| Task instructions |
Output the line containing "Enumerate this screenshot's" and each line after it through the end of the data, exactly as written, with pictures left out.

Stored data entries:
....

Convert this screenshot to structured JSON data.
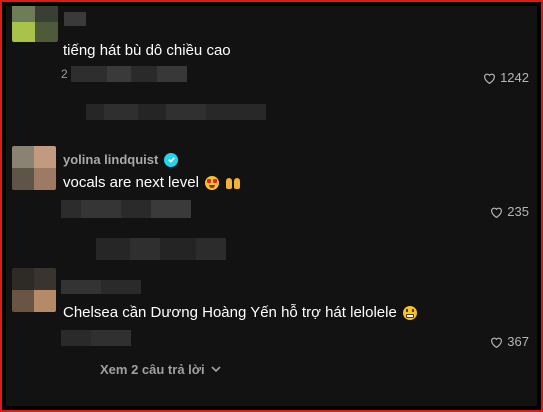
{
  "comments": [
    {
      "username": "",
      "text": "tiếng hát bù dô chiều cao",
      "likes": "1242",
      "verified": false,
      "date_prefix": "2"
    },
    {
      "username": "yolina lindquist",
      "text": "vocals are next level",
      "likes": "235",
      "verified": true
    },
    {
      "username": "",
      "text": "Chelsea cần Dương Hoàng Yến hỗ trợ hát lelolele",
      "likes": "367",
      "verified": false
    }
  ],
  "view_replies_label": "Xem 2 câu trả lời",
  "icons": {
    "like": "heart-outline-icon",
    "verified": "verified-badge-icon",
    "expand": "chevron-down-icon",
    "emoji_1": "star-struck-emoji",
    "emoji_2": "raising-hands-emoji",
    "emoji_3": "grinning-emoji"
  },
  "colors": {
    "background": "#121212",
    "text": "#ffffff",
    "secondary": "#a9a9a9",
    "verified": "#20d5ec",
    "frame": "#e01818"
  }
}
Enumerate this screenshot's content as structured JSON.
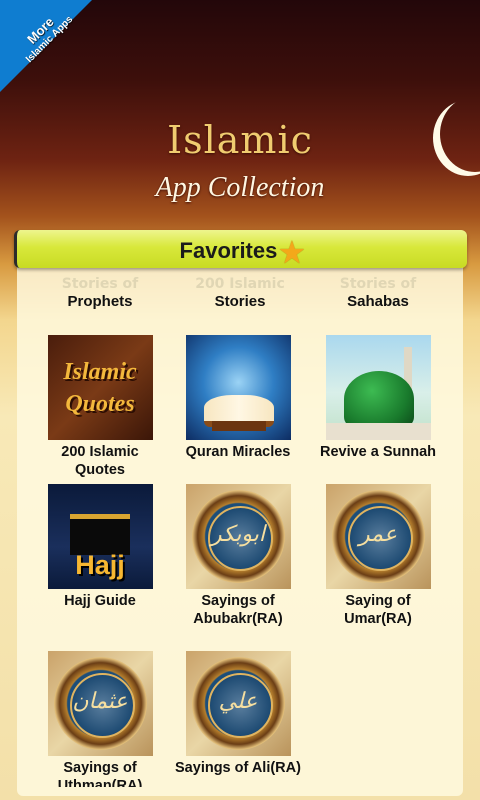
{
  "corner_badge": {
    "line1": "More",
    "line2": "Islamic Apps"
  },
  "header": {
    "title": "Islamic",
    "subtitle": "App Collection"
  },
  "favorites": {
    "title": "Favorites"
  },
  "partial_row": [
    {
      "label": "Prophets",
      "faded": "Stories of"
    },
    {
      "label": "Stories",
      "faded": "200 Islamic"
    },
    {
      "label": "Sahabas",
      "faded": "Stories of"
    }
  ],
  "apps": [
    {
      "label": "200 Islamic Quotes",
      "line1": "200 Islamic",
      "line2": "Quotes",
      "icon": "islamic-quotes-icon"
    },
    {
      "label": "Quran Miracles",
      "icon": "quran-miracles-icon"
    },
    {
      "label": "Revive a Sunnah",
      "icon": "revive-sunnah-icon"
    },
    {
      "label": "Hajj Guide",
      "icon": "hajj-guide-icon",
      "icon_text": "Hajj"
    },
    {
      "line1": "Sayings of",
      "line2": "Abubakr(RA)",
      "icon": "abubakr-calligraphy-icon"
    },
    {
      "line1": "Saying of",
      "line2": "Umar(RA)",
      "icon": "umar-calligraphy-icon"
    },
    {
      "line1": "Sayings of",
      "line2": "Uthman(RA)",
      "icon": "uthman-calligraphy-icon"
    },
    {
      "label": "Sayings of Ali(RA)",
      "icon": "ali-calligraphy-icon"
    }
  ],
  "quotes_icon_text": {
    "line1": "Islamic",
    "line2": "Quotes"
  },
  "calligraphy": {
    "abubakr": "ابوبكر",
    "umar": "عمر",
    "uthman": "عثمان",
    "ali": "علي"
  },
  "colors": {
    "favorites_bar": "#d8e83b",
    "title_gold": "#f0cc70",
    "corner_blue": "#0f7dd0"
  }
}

....

| Final answer |
Enumerate this screenshot's content as structured JSON.
{
  "corner_badge": {
    "line1": "More",
    "line2": "Islamic Apps"
  },
  "header": {
    "title": "Islamic",
    "subtitle": "App Collection"
  },
  "favorites": {
    "title": "Favorites"
  },
  "partial_row": [
    {
      "label": "Prophets",
      "faded": "Stories of"
    },
    {
      "label": "Stories",
      "faded": "200 Islamic"
    },
    {
      "label": "Sahabas",
      "faded": "Stories of"
    }
  ],
  "apps": [
    {
      "label": "200 Islamic Quotes",
      "line1": "200 Islamic",
      "line2": "Quotes",
      "icon": "islamic-quotes-icon"
    },
    {
      "label": "Quran Miracles",
      "icon": "quran-miracles-icon"
    },
    {
      "label": "Revive a Sunnah",
      "icon": "revive-sunnah-icon"
    },
    {
      "label": "Hajj Guide",
      "icon": "hajj-guide-icon",
      "icon_text": "Hajj"
    },
    {
      "line1": "Sayings of",
      "line2": "Abubakr(RA)",
      "icon": "abubakr-calligraphy-icon"
    },
    {
      "line1": "Saying of",
      "line2": "Umar(RA)",
      "icon": "umar-calligraphy-icon"
    },
    {
      "line1": "Sayings of",
      "line2": "Uthman(RA)",
      "icon": "uthman-calligraphy-icon"
    },
    {
      "label": "Sayings of Ali(RA)",
      "icon": "ali-calligraphy-icon"
    }
  ],
  "quotes_icon_text": {
    "line1": "Islamic",
    "line2": "Quotes"
  },
  "calligraphy": {
    "abubakr": "ابوبكر",
    "umar": "عمر",
    "uthman": "عثمان",
    "ali": "علي"
  },
  "colors": {
    "favorites_bar": "#d8e83b",
    "title_gold": "#f0cc70",
    "corner_blue": "#0f7dd0"
  }
}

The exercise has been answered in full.